◆ Task goal: Transcribe each line of the material as it is, and drop any picture.

Dataset records on visual material
- - - - -

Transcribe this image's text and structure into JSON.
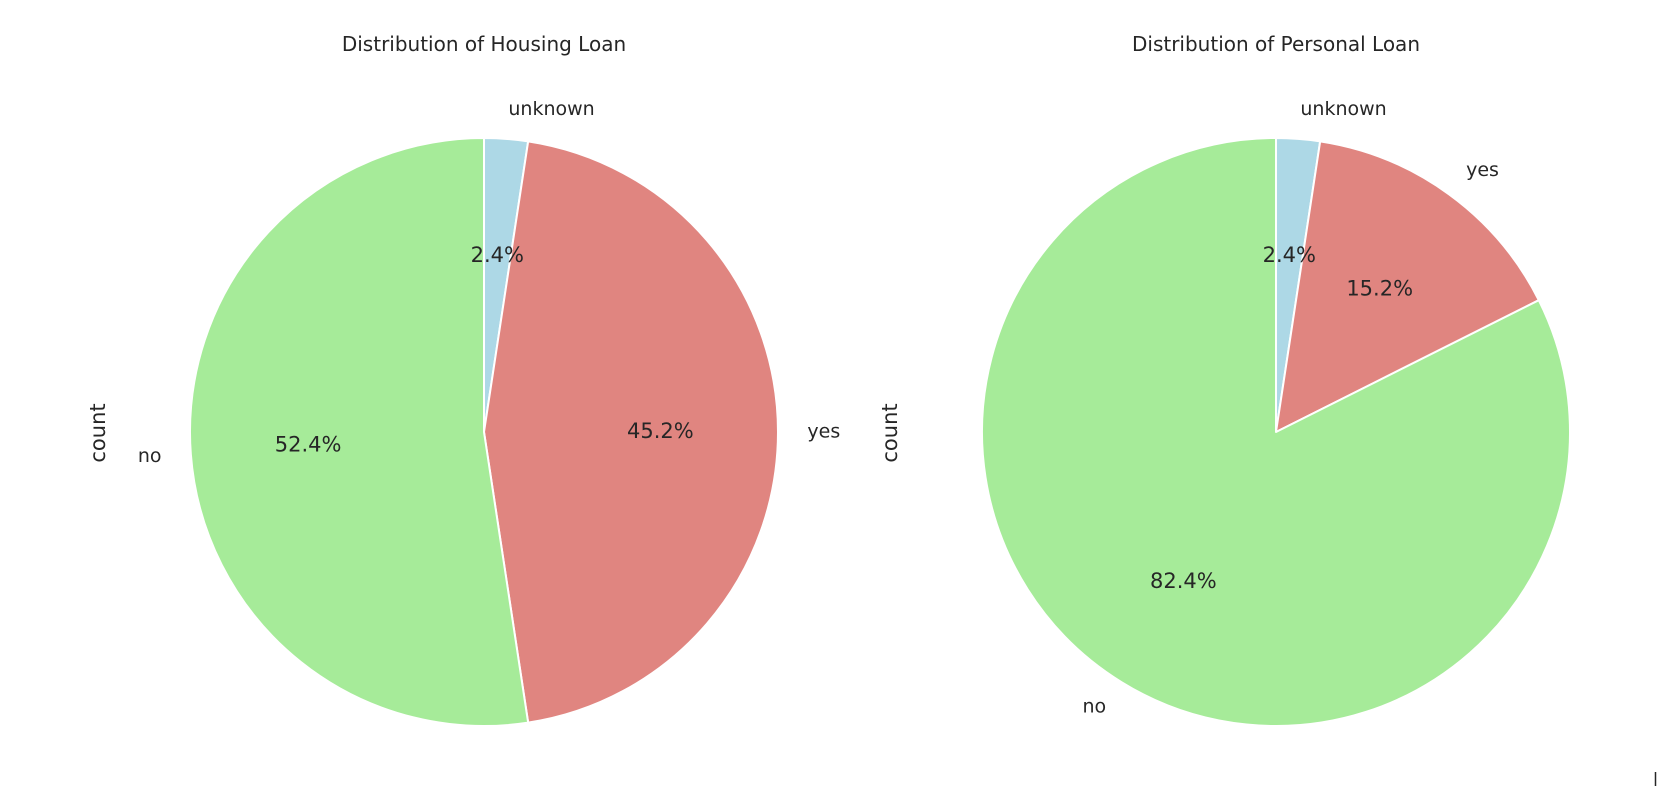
{
  "chart_data": [
    {
      "type": "pie",
      "title": "Distribution of Housing Loan",
      "ylabel": "count",
      "categories": [
        "unknown",
        "yes",
        "no"
      ],
      "values": [
        2.4,
        45.2,
        52.4
      ],
      "percent_labels": [
        "2.4%",
        "45.2%",
        "52.4%"
      ],
      "colors": [
        "#add8e6",
        "#e08580",
        "#a6eb99"
      ],
      "start_angle_deg": 90,
      "direction": "clockwise"
    },
    {
      "type": "pie",
      "title": "Distribution of Personal Loan",
      "ylabel": "count",
      "categories": [
        "unknown",
        "yes",
        "no"
      ],
      "values": [
        2.4,
        15.2,
        82.4
      ],
      "percent_labels": [
        "2.4%",
        "15.2%",
        "82.4%"
      ],
      "colors": [
        "#add8e6",
        "#e08580",
        "#a6eb99"
      ],
      "start_angle_deg": 90,
      "direction": "clockwise"
    }
  ]
}
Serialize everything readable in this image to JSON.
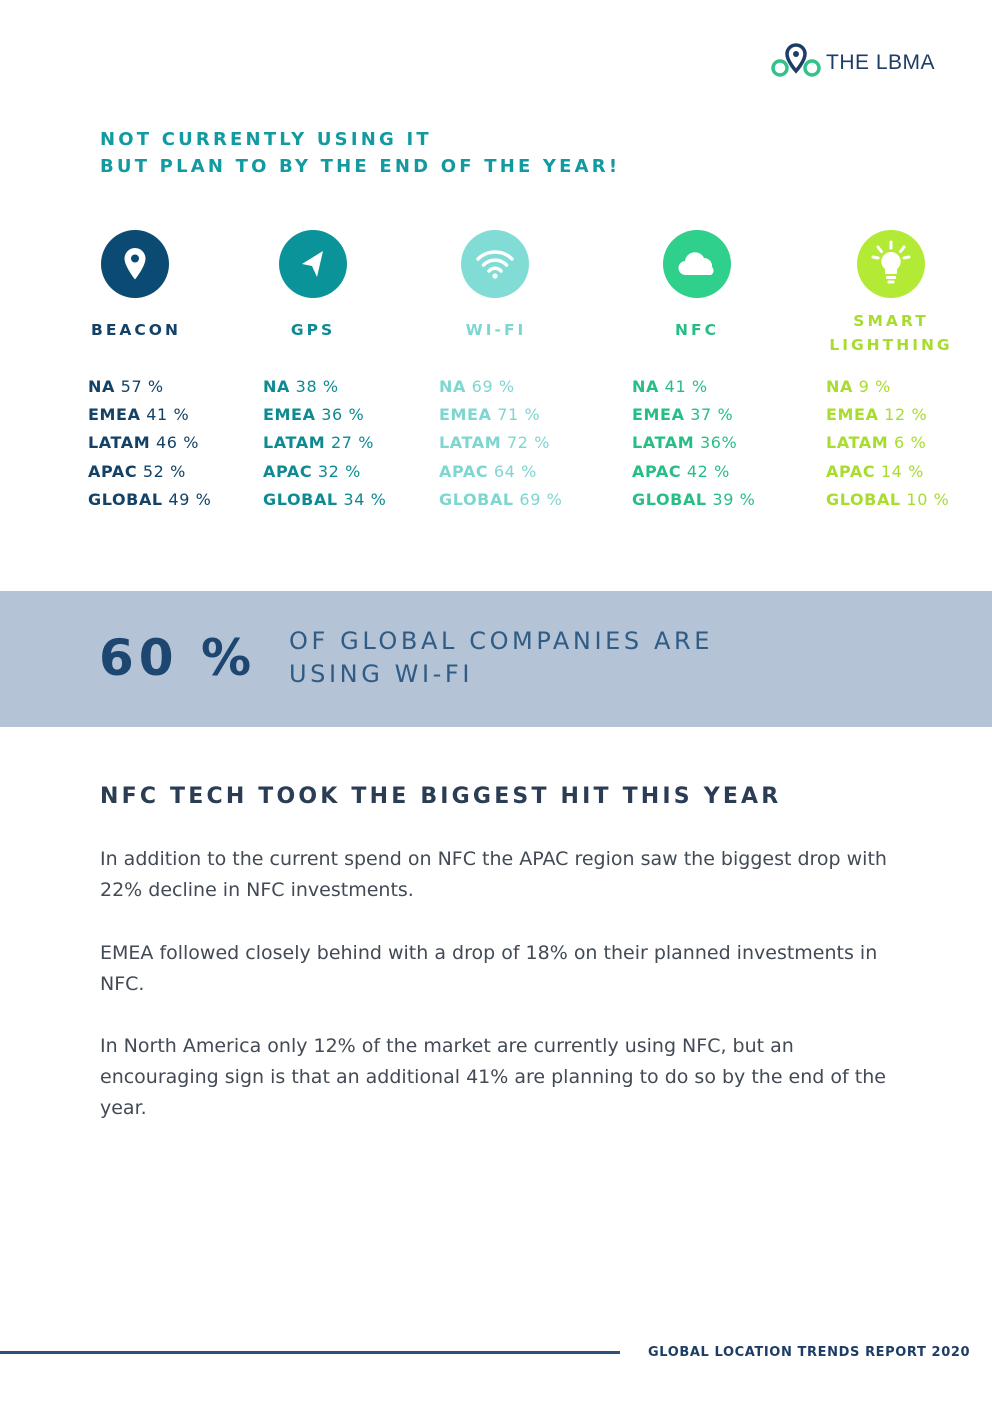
{
  "logo": {
    "text_plain": "THE ",
    "text_bold": "LBMA"
  },
  "heading": {
    "line1": "NOT CURRENTLY USING IT",
    "line2": "BUT PLAN TO BY THE END OF THE YEAR!"
  },
  "technologies": [
    {
      "label": "BEACON",
      "icon": "location-pin-icon",
      "color": "#0a4a73",
      "text_color": "#134266",
      "stats": [
        {
          "k": "NA",
          "v": "57 %"
        },
        {
          "k": "EMEA",
          "v": "41 %"
        },
        {
          "k": "LATAM",
          "v": "46 %"
        },
        {
          "k": "APAC",
          "v": "52 %"
        },
        {
          "k": "GLOBAL",
          "v": "49 %"
        }
      ]
    },
    {
      "label": "GPS",
      "icon": "navigation-arrow-icon",
      "color": "#0a949a",
      "text_color": "#0e8a92",
      "stats": [
        {
          "k": "NA",
          "v": "38 %"
        },
        {
          "k": "EMEA",
          "v": "36 %"
        },
        {
          "k": "LATAM",
          "v": "27 %"
        },
        {
          "k": "APAC",
          "v": "32 %"
        },
        {
          "k": "GLOBAL",
          "v": "34 %"
        }
      ]
    },
    {
      "label": "WI-FI",
      "icon": "wifi-icon",
      "color": "#80dcd5",
      "text_color": "#7ed6d0",
      "stats": [
        {
          "k": "NA",
          "v": "69 %"
        },
        {
          "k": "EMEA",
          "v": "71 %"
        },
        {
          "k": "LATAM",
          "v": "72 %"
        },
        {
          "k": "APAC",
          "v": "64 %"
        },
        {
          "k": "GLOBAL",
          "v": "69 %"
        }
      ]
    },
    {
      "label": "NFC",
      "icon": "cloud-icon",
      "color": "#2fcf8c",
      "text_color": "#27be86",
      "stats": [
        {
          "k": "NA",
          "v": "41 %"
        },
        {
          "k": "EMEA",
          "v": "37 %"
        },
        {
          "k": "LATAM",
          "v": "36%"
        },
        {
          "k": "APAC",
          "v": "42 %"
        },
        {
          "k": "GLOBAL",
          "v": "39 %"
        }
      ]
    },
    {
      "label_line1": "SMART",
      "label_line2": "LIGHTHING",
      "icon": "lightbulb-icon",
      "color": "#b3ea35",
      "text_color": "#a8dc2f",
      "stats": [
        {
          "k": "NA",
          "v": "9 %"
        },
        {
          "k": "EMEA",
          "v": "12 %"
        },
        {
          "k": "LATAM",
          "v": "6 %"
        },
        {
          "k": "APAC",
          "v": "14 %"
        },
        {
          "k": "GLOBAL",
          "v": "10 %"
        }
      ]
    }
  ],
  "callout": {
    "value": "60 %",
    "line1": "OF GLOBAL COMPANIES ARE",
    "line2": "USING WI-FI"
  },
  "section": {
    "title": "NFC TECH TOOK THE BIGGEST HIT THIS YEAR",
    "p1": "In addition to the current spend on NFC the APAC region saw the biggest drop with 22% decline in NFC investments.",
    "p2": "EMEA followed closely behind with a drop of 18% on their planned investments in NFC.",
    "p3": "In North America only 12% of the market are currently using NFC, but an encouraging sign is that an additional 41% are planning to do so by the end of the year."
  },
  "footer": {
    "text": "GLOBAL LOCATION TRENDS REPORT 2020"
  }
}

- - - - -

◆ Solution to the exercise:
Transcribe this image's text and structure into JSON.
{
  "chart_data": [
    {
      "type": "pie",
      "title": "Distribution of Housing Loan",
      "ylabel": "count",
      "categories": [
        "unknown",
        "yes",
        "no"
      ],
      "values": [
        2.4,
        45.2,
        52.4
      ],
      "percent_labels": [
        "2.4%",
        "45.2%",
        "52.4%"
      ],
      "colors": [
        "#add8e6",
        "#e08580",
        "#a6eb99"
      ],
      "start_angle_deg": 90,
      "direction": "clockwise"
    },
    {
      "type": "pie",
      "title": "Distribution of Personal Loan",
      "ylabel": "count",
      "categories": [
        "unknown",
        "yes",
        "no"
      ],
      "values": [
        2.4,
        15.2,
        82.4
      ],
      "percent_labels": [
        "2.4%",
        "15.2%",
        "82.4%"
      ],
      "colors": [
        "#add8e6",
        "#e08580",
        "#a6eb99"
      ],
      "start_angle_deg": 90,
      "direction": "clockwise"
    }
  ]
}
Serialize everything readable in this image to JSON.
{
  "logo": {
    "text_plain": "THE ",
    "text_bold": "LBMA"
  },
  "heading": {
    "line1": "NOT CURRENTLY USING IT",
    "line2": "BUT PLAN TO BY THE END OF THE YEAR!"
  },
  "technologies": [
    {
      "label": "BEACON",
      "icon": "location-pin-icon",
      "color": "#0a4a73",
      "text_color": "#134266",
      "stats": [
        {
          "k": "NA",
          "v": "57 %"
        },
        {
          "k": "EMEA",
          "v": "41 %"
        },
        {
          "k": "LATAM",
          "v": "46 %"
        },
        {
          "k": "APAC",
          "v": "52 %"
        },
        {
          "k": "GLOBAL",
          "v": "49 %"
        }
      ]
    },
    {
      "label": "GPS",
      "icon": "navigation-arrow-icon",
      "color": "#0a949a",
      "text_color": "#0e8a92",
      "stats": [
        {
          "k": "NA",
          "v": "38 %"
        },
        {
          "k": "EMEA",
          "v": "36 %"
        },
        {
          "k": "LATAM",
          "v": "27 %"
        },
        {
          "k": "APAC",
          "v": "32 %"
        },
        {
          "k": "GLOBAL",
          "v": "34 %"
        }
      ]
    },
    {
      "label": "WI-FI",
      "icon": "wifi-icon",
      "color": "#80dcd5",
      "text_color": "#7ed6d0",
      "stats": [
        {
          "k": "NA",
          "v": "69 %"
        },
        {
          "k": "EMEA",
          "v": "71 %"
        },
        {
          "k": "LATAM",
          "v": "72 %"
        },
        {
          "k": "APAC",
          "v": "64 %"
        },
        {
          "k": "GLOBAL",
          "v": "69 %"
        }
      ]
    },
    {
      "label": "NFC",
      "icon": "cloud-icon",
      "color": "#2fcf8c",
      "text_color": "#27be86",
      "stats": [
        {
          "k": "NA",
          "v": "41 %"
        },
        {
          "k": "EMEA",
          "v": "37 %"
        },
        {
          "k": "LATAM",
          "v": "36%"
        },
        {
          "k": "APAC",
          "v": "42 %"
        },
        {
          "k": "GLOBAL",
          "v": "39 %"
        }
      ]
    },
    {
      "label_line1": "SMART",
      "label_line2": "LIGHTHING",
      "icon": "lightbulb-icon",
      "color": "#b3ea35",
      "text_color": "#a8dc2f",
      "stats": [
        {
          "k": "NA",
          "v": "9 %"
        },
        {
          "k": "EMEA",
          "v": "12 %"
        },
        {
          "k": "LATAM",
          "v": "6 %"
        },
        {
          "k": "APAC",
          "v": "14 %"
        },
        {
          "k": "GLOBAL",
          "v": "10 %"
        }
      ]
    }
  ],
  "callout": {
    "value": "60 %",
    "line1": "OF GLOBAL COMPANIES ARE",
    "line2": "USING WI-FI"
  },
  "section": {
    "title": "NFC TECH TOOK THE BIGGEST HIT THIS YEAR",
    "p1": "In addition to the current spend on NFC the APAC region saw the biggest drop with 22% decline in NFC investments.",
    "p2": "EMEA followed closely behind with a drop of 18% on their planned investments in NFC.",
    "p3": "In North America only 12% of the market are currently using NFC, but an encouraging sign is that an additional 41% are planning to do so by the end of the year."
  },
  "footer": {
    "text": "GLOBAL LOCATION TRENDS REPORT 2020"
  }
}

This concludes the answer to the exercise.